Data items
○ ○ ○ ○ ○

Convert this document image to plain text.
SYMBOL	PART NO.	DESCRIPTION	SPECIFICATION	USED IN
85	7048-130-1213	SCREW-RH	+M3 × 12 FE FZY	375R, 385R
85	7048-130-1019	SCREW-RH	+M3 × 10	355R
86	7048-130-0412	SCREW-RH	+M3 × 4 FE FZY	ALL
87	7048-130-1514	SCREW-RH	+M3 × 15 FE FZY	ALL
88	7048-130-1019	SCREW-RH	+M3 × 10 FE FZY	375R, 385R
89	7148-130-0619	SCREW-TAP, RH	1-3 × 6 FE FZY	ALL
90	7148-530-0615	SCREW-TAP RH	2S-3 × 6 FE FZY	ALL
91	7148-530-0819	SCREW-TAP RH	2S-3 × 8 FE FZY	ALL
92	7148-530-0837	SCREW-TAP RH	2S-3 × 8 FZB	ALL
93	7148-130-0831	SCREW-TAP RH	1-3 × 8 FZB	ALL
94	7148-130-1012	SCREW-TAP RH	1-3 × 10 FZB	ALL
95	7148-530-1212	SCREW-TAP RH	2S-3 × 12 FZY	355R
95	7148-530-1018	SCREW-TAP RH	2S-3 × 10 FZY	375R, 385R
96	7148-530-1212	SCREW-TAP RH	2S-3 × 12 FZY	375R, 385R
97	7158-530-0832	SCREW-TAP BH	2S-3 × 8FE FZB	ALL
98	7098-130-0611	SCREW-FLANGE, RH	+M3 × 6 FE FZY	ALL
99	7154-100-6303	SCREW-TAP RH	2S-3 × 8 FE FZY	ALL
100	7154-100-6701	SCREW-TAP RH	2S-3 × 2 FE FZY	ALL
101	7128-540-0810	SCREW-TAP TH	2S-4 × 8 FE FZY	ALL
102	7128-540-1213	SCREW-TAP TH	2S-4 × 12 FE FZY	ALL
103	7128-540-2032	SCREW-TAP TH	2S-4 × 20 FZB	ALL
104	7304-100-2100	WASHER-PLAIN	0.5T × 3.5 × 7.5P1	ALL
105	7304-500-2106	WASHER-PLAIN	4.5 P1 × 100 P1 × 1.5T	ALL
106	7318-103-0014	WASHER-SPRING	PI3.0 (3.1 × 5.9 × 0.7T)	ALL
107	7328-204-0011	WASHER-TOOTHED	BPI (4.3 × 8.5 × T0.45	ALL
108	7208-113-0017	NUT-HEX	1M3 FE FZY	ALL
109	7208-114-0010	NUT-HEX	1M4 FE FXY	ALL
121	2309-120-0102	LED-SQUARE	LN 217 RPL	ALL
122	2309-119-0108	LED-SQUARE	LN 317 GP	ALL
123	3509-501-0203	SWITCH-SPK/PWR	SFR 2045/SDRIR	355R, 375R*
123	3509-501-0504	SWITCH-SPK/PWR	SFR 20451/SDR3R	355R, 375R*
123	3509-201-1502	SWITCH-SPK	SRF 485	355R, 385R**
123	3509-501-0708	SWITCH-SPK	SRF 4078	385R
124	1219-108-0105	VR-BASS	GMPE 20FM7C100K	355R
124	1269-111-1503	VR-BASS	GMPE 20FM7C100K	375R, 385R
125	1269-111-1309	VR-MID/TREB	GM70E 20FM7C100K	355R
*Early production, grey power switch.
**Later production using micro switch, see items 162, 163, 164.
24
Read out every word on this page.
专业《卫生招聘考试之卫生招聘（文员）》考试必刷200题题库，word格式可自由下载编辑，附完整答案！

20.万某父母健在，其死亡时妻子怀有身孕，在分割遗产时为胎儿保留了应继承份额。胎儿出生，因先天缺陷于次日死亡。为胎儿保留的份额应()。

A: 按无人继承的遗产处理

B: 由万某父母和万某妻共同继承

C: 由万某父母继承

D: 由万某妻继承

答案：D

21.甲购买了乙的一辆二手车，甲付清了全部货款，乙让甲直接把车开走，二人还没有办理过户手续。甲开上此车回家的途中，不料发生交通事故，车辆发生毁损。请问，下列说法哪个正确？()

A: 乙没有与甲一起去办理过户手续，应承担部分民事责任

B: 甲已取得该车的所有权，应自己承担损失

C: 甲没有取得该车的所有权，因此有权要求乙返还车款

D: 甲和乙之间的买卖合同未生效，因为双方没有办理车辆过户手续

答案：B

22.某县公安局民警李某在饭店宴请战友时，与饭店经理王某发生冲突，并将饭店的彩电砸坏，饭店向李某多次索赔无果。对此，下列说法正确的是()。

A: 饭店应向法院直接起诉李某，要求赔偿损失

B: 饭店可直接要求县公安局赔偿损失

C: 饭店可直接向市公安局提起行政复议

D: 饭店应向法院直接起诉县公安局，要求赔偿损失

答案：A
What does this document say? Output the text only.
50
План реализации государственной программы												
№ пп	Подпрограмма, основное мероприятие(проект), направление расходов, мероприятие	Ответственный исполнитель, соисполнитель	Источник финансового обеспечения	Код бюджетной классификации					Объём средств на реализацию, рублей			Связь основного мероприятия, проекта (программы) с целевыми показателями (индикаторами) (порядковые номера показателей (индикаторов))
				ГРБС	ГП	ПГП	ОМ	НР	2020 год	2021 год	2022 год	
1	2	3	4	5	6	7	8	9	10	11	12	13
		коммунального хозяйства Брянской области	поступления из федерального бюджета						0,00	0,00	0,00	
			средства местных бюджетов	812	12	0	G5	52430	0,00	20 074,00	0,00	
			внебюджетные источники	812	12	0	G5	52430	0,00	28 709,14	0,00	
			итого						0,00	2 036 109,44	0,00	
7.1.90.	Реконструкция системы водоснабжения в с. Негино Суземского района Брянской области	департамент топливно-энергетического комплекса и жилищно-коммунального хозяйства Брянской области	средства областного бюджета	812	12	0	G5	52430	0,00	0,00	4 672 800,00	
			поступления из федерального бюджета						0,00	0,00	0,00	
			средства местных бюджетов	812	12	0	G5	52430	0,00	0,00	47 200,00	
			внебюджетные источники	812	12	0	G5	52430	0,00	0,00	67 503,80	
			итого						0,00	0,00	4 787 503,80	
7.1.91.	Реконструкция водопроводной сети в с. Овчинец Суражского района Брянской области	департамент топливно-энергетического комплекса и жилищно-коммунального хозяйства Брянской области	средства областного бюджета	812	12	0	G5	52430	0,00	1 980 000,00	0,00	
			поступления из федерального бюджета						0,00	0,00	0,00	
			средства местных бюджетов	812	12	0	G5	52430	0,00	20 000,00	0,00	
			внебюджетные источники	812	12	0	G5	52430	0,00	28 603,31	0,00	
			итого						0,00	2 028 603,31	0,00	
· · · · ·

○ ○ ○ ○ ○

EXERCISE OBJECTIVE
The whole listing above needs to be written out again exactly.

FULL OUTPUT
Convert this document image to plain text.
SYMBOL	PART NO.	DESCRIPTION	SPECIFICATION	USED IN
85	7048-130-1213	SCREW-RH	+M3 × 12 FE FZY	375R, 385R
85	7048-130-1019	SCREW-RH	+M3 × 10	355R
86	7048-130-0412	SCREW-RH	+M3 × 4 FE FZY	ALL
87	7048-130-1514	SCREW-RH	+M3 × 15 FE FZY	ALL
88	7048-130-1019	SCREW-RH	+M3 × 10 FE FZY	375R, 385R
89	7148-130-0619	SCREW-TAP, RH	1-3 × 6 FE FZY	ALL
90	7148-530-0615	SCREW-TAP RH	2S-3 × 6 FE FZY	ALL
91	7148-530-0819	SCREW-TAP RH	2S-3 × 8 FE FZY	ALL
92	7148-530-0837	SCREW-TAP RH	2S-3 × 8 FZB	ALL
93	7148-130-0831	SCREW-TAP RH	1-3 × 8 FZB	ALL
94	7148-130-1012	SCREW-TAP RH	1-3 × 10 FZB	ALL
95	7148-530-1212	SCREW-TAP RH	2S-3 × 12 FZY	355R
95	7148-530-1018	SCREW-TAP RH	2S-3 × 10 FZY	375R, 385R
96	7148-530-1212	SCREW-TAP RH	2S-3 × 12 FZY	375R, 385R
97	7158-530-0832	SCREW-TAP BH	2S-3 × 8FE FZB	ALL
98	7098-130-0611	SCREW-FLANGE, RH	+M3 × 6 FE FZY	ALL
99	7154-100-6303	SCREW-TAP RH	2S-3 × 8 FE FZY	ALL
100	7154-100-6701	SCREW-TAP RH	2S-3 × 2 FE FZY	ALL
101	7128-540-0810	SCREW-TAP TH	2S-4 × 8 FE FZY	ALL
102	7128-540-1213	SCREW-TAP TH	2S-4 × 12 FE FZY	ALL
103	7128-540-2032	SCREW-TAP TH	2S-4 × 20 FZB	ALL
104	7304-100-2100	WASHER-PLAIN	0.5T × 3.5 × 7.5P1	ALL
105	7304-500-2106	WASHER-PLAIN	4.5 P1 × 100 P1 × 1.5T	ALL
106	7318-103-0014	WASHER-SPRING	PI3.0 (3.1 × 5.9 × 0.7T)	ALL
107	7328-204-0011	WASHER-TOOTHED	BPI (4.3 × 8.5 × T0.45	ALL
108	7208-113-0017	NUT-HEX	1M3 FE FZY	ALL
109	7208-114-0010	NUT-HEX	1M4 FE FXY	ALL
121	2309-120-0102	LED-SQUARE	LN 217 RPL	ALL
122	2309-119-0108	LED-SQUARE	LN 317 GP	ALL
123	3509-501-0203	SWITCH-SPK/PWR	SFR 2045/SDRIR	355R, 375R*
123	3509-501-0504	SWITCH-SPK/PWR	SFR 20451/SDR3R	355R, 375R*
123	3509-201-1502	SWITCH-SPK	SRF 485	355R, 385R**
123	3509-501-0708	SWITCH-SPK	SRF 4078	385R
124	1219-108-0105	VR-BASS	GMPE 20FM7C100K	355R
124	1269-111-1503	VR-BASS	GMPE 20FM7C100K	375R, 385R
125	1269-111-1309	VR-MID/TREB	GM70E 20FM7C100K	355R
*Early production, grey power switch.
**Later production using micro switch, see items 162, 163, 164.
24
Read out every word on this page.
专业《卫生招聘考试之卫生招聘（文员）》考试必刷200题题库，word格式可自由下载编辑，附完整答案！

20.万某父母健在，其死亡时妻子怀有身孕，在分割遗产时为胎儿保留了应继承份额。胎儿出生，因先天缺陷于次日死亡。为胎儿保留的份额应()。

A: 按无人继承的遗产处理

B: 由万某父母和万某妻共同继承

C: 由万某父母继承

D: 由万某妻继承

答案：D

21.甲购买了乙的一辆二手车，甲付清了全部货款，乙让甲直接把车开走，二人还没有办理过户手续。甲开上此车回家的途中，不料发生交通事故，车辆发生毁损。请问，下列说法哪个正确？()

A: 乙没有与甲一起去办理过户手续，应承担部分民事责任

B: 甲已取得该车的所有权，应自己承担损失

C: 甲没有取得该车的所有权，因此有权要求乙返还车款

D: 甲和乙之间的买卖合同未生效，因为双方没有办理车辆过户手续

答案：B

22.某县公安局民警李某在饭店宴请战友时，与饭店经理王某发生冲突，并将饭店的彩电砸坏，饭店向李某多次索赔无果。对此，下列说法正确的是()。

A: 饭店应向法院直接起诉李某，要求赔偿损失

B: 饭店可直接要求县公安局赔偿损失

C: 饭店可直接向市公安局提起行政复议

D: 饭店应向法院直接起诉县公安局，要求赔偿损失

答案：A
What does this document say? Output the text only.
50
План реализации государственной программы												
№ пп	Подпрограмма, основное мероприятие(проект), направление расходов, мероприятие	Ответственный исполнитель, соисполнитель	Источник финансового обеспечения	Код бюджетной классификации					Объём средств на реализацию, рублей			Связь основного мероприятия, проекта (программы) с целевыми показателями (индикаторами) (порядковые номера показателей (индикаторов))
				ГРБС	ГП	ПГП	ОМ	НР	2020 год	2021 год	2022 год	
1	2	3	4	5	6	7	8	9	10	11	12	13
		коммунального хозяйства Брянской области	поступления из федерального бюджета						0,00	0,00	0,00	
			средства местных бюджетов	812	12	0	G5	52430	0,00	20 074,00	0,00	
			внебюджетные источники	812	12	0	G5	52430	0,00	28 709,14	0,00	
			итого						0,00	2 036 109,44	0,00	
7.1.90.	Реконструкция системы водоснабжения в с. Негино Суземского района Брянской области	департамент топливно-энергетического комплекса и жилищно-коммунального хозяйства Брянской области	средства областного бюджета	812	12	0	G5	52430	0,00	0,00	4 672 800,00	
			поступления из федерального бюджета						0,00	0,00	0,00	
			средства местных бюджетов	812	12	0	G5	52430	0,00	0,00	47 200,00	
			внебюджетные источники	812	12	0	G5	52430	0,00	0,00	67 503,80	
			итого						0,00	0,00	4 787 503,80	
7.1.91.	Реконструкция водопроводной сети в с. Овчинец Суражского района Брянской области	департамент топливно-энергетического комплекса и жилищно-коммунального хозяйства Брянской области	средства областного бюджета	812	12	0	G5	52430	0,00	1 980 000,00	0,00	
			поступления из федерального бюджета						0,00	0,00	0,00	
			средства местных бюджетов	812	12	0	G5	52430	0,00	20 000,00	0,00	
			внебюджетные источники	812	12	0	G5	52430	0,00	28 603,31	0,00	
			итого						0,00	2 028 603,31	0,00	
· · · · ·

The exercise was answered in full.